What is expected: From the listing below, return each line that includes "xlabel".

Records from a collection of figures

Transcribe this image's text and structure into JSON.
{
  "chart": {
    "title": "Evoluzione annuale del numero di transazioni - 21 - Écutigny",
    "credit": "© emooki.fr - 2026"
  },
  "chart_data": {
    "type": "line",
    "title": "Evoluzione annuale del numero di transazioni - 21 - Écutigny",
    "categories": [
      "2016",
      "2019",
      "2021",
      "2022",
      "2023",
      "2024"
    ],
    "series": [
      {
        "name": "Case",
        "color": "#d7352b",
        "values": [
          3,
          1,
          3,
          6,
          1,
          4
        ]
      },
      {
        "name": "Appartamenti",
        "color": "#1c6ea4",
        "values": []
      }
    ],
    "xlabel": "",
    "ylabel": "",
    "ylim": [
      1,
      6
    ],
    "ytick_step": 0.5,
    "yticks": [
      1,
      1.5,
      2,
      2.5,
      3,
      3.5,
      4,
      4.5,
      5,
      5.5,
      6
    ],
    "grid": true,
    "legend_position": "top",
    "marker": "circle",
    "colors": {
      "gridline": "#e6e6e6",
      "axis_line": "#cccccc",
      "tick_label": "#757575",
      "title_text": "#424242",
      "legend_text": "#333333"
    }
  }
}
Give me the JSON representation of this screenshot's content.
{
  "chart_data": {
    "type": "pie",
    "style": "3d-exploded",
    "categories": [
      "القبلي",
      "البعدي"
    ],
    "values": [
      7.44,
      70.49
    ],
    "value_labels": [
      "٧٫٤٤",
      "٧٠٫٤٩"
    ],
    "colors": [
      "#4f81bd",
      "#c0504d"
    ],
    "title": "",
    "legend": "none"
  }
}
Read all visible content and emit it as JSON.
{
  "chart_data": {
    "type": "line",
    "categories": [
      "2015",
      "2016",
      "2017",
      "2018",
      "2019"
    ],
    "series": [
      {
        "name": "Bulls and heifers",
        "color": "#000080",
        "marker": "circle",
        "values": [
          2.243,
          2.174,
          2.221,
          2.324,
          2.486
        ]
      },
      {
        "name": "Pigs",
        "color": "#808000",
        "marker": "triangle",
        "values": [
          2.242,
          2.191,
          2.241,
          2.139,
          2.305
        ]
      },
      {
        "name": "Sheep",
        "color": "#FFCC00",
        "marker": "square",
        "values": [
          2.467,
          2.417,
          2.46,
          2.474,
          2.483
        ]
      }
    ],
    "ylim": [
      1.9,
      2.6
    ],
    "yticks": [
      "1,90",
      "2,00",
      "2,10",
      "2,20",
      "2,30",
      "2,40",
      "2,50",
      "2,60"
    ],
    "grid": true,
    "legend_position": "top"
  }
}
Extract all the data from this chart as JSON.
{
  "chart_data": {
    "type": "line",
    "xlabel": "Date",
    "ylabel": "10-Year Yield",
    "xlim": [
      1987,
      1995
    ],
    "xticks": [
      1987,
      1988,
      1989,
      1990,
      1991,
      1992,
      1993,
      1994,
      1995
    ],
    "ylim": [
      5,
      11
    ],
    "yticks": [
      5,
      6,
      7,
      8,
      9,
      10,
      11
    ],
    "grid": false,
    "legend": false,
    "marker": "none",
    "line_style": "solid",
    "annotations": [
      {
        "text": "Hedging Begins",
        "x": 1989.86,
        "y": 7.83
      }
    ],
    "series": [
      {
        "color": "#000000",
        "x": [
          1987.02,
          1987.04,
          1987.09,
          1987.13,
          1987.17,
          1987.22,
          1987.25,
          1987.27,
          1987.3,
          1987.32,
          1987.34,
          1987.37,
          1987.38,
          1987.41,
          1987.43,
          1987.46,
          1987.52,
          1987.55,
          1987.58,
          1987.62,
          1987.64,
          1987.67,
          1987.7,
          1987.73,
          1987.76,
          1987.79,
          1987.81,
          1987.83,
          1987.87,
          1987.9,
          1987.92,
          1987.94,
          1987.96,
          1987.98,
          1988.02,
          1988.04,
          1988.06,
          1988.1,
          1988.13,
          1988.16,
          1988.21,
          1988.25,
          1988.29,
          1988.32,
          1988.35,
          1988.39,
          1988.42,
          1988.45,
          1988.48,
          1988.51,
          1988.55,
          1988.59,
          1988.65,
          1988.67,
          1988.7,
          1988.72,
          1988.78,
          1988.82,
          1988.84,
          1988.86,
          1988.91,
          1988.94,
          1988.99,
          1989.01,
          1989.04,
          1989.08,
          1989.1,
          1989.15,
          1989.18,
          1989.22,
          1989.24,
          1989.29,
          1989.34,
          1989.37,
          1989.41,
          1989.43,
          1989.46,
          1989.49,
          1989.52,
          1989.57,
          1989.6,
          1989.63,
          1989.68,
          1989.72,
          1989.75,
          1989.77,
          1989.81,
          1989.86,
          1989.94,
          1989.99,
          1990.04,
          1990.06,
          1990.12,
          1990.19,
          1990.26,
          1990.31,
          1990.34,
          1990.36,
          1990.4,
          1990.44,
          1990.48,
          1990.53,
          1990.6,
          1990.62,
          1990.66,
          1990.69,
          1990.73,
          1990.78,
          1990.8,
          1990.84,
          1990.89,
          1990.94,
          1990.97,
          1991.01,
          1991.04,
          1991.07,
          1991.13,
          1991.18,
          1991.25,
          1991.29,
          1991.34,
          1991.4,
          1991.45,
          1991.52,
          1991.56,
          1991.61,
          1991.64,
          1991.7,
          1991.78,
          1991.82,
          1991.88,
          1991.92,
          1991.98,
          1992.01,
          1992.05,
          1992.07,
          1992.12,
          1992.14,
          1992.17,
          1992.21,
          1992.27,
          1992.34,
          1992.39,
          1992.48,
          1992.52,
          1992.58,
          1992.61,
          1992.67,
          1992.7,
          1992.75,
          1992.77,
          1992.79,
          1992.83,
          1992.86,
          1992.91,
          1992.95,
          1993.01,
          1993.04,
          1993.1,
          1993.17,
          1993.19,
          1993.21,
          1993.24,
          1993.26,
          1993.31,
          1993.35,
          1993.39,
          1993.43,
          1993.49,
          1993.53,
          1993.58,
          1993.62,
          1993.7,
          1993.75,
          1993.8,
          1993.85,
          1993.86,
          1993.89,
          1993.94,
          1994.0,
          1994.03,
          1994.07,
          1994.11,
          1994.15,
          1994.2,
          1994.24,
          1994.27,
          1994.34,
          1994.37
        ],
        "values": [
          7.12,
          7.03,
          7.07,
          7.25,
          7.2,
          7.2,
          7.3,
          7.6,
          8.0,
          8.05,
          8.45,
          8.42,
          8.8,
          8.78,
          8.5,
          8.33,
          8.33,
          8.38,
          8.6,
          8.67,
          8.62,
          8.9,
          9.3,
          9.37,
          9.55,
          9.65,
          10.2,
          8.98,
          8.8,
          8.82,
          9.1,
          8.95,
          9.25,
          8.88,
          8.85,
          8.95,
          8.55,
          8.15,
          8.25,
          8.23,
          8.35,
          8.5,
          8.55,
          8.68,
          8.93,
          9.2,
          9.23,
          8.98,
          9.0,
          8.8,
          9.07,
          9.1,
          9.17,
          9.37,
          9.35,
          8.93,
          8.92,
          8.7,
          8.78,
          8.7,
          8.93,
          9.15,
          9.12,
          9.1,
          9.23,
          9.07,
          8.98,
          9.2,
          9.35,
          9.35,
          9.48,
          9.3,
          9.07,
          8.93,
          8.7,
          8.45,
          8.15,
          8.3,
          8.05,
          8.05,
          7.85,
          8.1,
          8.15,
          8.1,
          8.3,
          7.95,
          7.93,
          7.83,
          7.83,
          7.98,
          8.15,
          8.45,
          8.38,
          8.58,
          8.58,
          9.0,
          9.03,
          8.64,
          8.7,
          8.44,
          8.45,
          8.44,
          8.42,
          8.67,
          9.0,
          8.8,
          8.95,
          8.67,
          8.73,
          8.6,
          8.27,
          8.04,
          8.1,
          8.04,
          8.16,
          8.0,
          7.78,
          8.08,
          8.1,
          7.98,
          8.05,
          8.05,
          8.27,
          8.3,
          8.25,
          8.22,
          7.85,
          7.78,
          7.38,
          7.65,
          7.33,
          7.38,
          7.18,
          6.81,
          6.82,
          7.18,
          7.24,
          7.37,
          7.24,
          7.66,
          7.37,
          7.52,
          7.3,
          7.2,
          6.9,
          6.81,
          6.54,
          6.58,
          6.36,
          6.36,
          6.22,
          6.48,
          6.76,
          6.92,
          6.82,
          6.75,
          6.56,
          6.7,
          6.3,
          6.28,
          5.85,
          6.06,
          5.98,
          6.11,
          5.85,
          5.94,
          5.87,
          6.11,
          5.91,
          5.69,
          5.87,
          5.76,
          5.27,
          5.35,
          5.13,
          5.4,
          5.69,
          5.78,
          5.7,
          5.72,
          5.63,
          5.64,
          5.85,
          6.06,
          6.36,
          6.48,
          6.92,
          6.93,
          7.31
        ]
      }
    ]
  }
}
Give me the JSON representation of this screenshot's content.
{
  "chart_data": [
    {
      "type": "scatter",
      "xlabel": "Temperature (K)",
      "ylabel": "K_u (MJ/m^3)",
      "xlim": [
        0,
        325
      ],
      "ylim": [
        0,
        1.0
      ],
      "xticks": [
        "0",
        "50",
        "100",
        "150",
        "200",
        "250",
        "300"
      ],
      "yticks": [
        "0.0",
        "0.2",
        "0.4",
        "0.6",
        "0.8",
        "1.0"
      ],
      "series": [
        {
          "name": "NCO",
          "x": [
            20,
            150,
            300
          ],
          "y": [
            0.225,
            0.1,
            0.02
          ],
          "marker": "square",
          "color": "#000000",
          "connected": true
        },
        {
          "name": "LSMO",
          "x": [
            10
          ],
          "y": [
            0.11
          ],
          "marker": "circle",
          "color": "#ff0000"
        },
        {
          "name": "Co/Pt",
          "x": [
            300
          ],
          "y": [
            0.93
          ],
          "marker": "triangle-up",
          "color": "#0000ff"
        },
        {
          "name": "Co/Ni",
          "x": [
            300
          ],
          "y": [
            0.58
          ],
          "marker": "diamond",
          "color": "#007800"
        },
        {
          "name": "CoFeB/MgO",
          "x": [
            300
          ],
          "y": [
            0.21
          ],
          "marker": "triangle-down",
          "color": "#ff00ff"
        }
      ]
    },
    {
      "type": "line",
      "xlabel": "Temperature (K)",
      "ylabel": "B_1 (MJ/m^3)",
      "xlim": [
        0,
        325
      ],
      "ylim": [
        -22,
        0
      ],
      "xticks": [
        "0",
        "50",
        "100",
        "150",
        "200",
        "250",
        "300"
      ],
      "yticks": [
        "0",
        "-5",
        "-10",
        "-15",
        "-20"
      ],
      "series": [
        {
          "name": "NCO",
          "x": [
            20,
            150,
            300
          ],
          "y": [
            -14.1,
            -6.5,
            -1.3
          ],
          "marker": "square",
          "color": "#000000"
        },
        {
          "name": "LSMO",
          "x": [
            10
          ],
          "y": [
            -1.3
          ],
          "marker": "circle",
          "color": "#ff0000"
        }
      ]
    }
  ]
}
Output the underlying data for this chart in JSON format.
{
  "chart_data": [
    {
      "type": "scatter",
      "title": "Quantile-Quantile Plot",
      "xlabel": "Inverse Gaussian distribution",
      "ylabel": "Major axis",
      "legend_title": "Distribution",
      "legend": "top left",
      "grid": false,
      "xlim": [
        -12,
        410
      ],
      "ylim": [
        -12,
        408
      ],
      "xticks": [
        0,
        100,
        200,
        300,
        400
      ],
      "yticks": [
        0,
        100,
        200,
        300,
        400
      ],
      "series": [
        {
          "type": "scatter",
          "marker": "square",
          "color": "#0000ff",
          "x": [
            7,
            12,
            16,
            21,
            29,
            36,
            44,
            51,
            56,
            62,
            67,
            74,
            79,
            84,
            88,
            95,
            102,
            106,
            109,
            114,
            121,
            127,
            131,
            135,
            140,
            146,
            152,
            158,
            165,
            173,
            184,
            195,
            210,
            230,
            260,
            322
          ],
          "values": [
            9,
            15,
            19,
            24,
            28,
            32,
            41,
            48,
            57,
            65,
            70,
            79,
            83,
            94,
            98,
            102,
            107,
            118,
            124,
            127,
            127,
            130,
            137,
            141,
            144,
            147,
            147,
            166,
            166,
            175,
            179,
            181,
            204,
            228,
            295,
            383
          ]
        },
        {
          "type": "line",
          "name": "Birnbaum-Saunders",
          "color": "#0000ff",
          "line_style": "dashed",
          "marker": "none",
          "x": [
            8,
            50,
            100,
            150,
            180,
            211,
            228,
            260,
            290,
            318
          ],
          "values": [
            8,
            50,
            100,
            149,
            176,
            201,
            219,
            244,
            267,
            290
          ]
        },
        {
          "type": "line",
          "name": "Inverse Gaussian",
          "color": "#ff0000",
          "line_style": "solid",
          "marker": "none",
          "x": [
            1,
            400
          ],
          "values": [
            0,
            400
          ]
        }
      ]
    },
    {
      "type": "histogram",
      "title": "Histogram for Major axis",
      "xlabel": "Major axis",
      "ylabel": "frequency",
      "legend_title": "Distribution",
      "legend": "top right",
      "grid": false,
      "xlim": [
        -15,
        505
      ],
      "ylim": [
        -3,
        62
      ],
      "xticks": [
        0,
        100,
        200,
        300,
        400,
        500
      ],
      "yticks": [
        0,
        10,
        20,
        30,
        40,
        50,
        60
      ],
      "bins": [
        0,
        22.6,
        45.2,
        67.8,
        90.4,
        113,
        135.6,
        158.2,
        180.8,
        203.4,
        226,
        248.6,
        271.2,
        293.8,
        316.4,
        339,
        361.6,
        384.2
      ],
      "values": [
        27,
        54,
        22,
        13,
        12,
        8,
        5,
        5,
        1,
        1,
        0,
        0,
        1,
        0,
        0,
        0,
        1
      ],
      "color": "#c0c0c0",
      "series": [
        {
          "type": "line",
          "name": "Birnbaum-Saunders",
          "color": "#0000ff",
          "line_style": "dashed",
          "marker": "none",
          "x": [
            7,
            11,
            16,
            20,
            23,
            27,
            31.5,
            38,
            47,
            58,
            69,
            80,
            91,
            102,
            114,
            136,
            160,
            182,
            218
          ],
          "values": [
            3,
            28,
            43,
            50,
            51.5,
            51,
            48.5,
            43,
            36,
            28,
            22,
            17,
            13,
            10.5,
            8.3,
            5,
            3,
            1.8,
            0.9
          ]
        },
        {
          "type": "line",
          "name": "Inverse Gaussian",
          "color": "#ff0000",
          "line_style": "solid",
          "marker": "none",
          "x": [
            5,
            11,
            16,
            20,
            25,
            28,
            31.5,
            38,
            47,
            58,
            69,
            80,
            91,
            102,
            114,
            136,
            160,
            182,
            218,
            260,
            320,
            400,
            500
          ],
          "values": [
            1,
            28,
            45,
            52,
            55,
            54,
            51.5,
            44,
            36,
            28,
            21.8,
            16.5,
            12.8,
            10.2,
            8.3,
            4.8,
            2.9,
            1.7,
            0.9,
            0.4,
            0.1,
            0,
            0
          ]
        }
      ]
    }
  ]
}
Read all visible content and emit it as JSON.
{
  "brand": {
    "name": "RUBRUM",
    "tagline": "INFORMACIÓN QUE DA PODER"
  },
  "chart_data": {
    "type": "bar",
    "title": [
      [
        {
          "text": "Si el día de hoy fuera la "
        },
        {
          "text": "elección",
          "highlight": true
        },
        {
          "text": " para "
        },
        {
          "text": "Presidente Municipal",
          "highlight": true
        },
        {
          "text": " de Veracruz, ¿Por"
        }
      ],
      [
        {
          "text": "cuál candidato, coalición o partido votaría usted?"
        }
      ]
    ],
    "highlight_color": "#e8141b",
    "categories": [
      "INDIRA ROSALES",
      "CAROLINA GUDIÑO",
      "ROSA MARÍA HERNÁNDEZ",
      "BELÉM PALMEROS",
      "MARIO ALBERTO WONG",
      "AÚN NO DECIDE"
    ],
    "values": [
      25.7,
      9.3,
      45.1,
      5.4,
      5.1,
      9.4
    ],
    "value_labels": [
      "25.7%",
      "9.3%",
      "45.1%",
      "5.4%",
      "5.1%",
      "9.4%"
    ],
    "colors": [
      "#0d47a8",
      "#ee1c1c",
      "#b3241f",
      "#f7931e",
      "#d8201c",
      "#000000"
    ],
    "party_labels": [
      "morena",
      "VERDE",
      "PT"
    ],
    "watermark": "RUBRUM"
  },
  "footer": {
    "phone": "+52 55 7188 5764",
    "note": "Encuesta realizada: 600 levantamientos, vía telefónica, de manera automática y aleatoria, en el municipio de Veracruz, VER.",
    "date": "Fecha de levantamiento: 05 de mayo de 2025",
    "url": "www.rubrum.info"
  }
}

The answer:
    "xlabel": "",
    "xlabel": "Date",
      "xlabel": "Temperature (K)",
      "xlabel": "Temperature (K)",
      "xlabel": "Inverse Gaussian distribution",
      "xlabel": "Major axis",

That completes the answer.